Directions: Restate the whole of the material. Keep every word, and drop the pictures.

Collected data entries
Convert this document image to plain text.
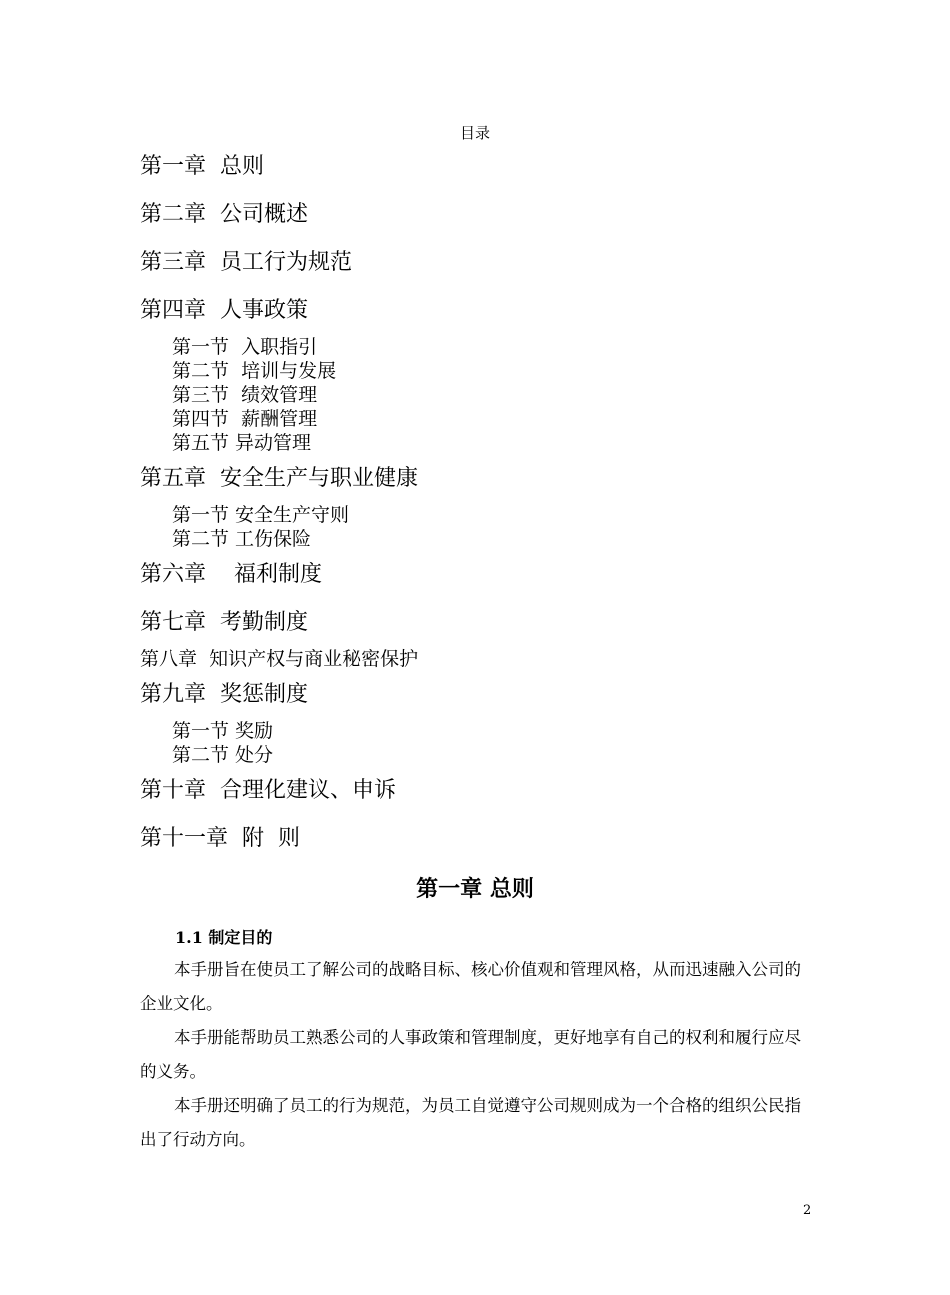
目录
第一章  总则
第二章  公司概述
第三章  员工行为规范
第四章  人事政策
第一节  入职指引
第二节  培训与发展
第三节  绩效管理
第四节  薪酬管理
第五节 异动管理
第五章  安全生产与职业健康
第一节 安全生产守则
第二节 工伤保险
第六章    福利制度
第七章  考勤制度
第八章  知识产权与商业秘密保护
第九章  奖惩制度
第一节 奖励
第二节 处分
第十章  合理化建议、申诉
第十一章  附  则
第一章 总则
1.1 制定目的

本手册旨在使员工了解公司的战略目标、核心价值观和管理风格，从而迅速融入公司的企业文化。

本手册能帮助员工熟悉公司的人事政策和管理制度，更好地享有自己的权利和履行应尽的义务。

本手册还明确了员工的行为规范，为员工自觉遵守公司规则成为一个合格的组织公民指出了行动方向。

2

Expected answer:
Convert this document image to plain text.
目录
第一章  总则
第二章  公司概述
第三章  员工行为规范
第四章  人事政策
第一节  入职指引
第二节  培训与发展
第三节  绩效管理
第四节  薪酬管理
第五节 异动管理
第五章  安全生产与职业健康
第一节 安全生产守则
第二节 工伤保险
第六章    福利制度
第七章  考勤制度
第八章  知识产权与商业秘密保护
第九章  奖惩制度
第一节 奖励
第二节 处分
第十章  合理化建议、申诉
第十一章  附  则
第一章 总则
1.1 制定目的

本手册旨在使员工了解公司的战略目标、核心价值观和管理风格，从而迅速融入公司的企业文化。

本手册能帮助员工熟悉公司的人事政策和管理制度，更好地享有自己的权利和履行应尽的义务。

本手册还明确了员工的行为规范，为员工自觉遵守公司规则成为一个合格的组织公民指出了行动方向。

2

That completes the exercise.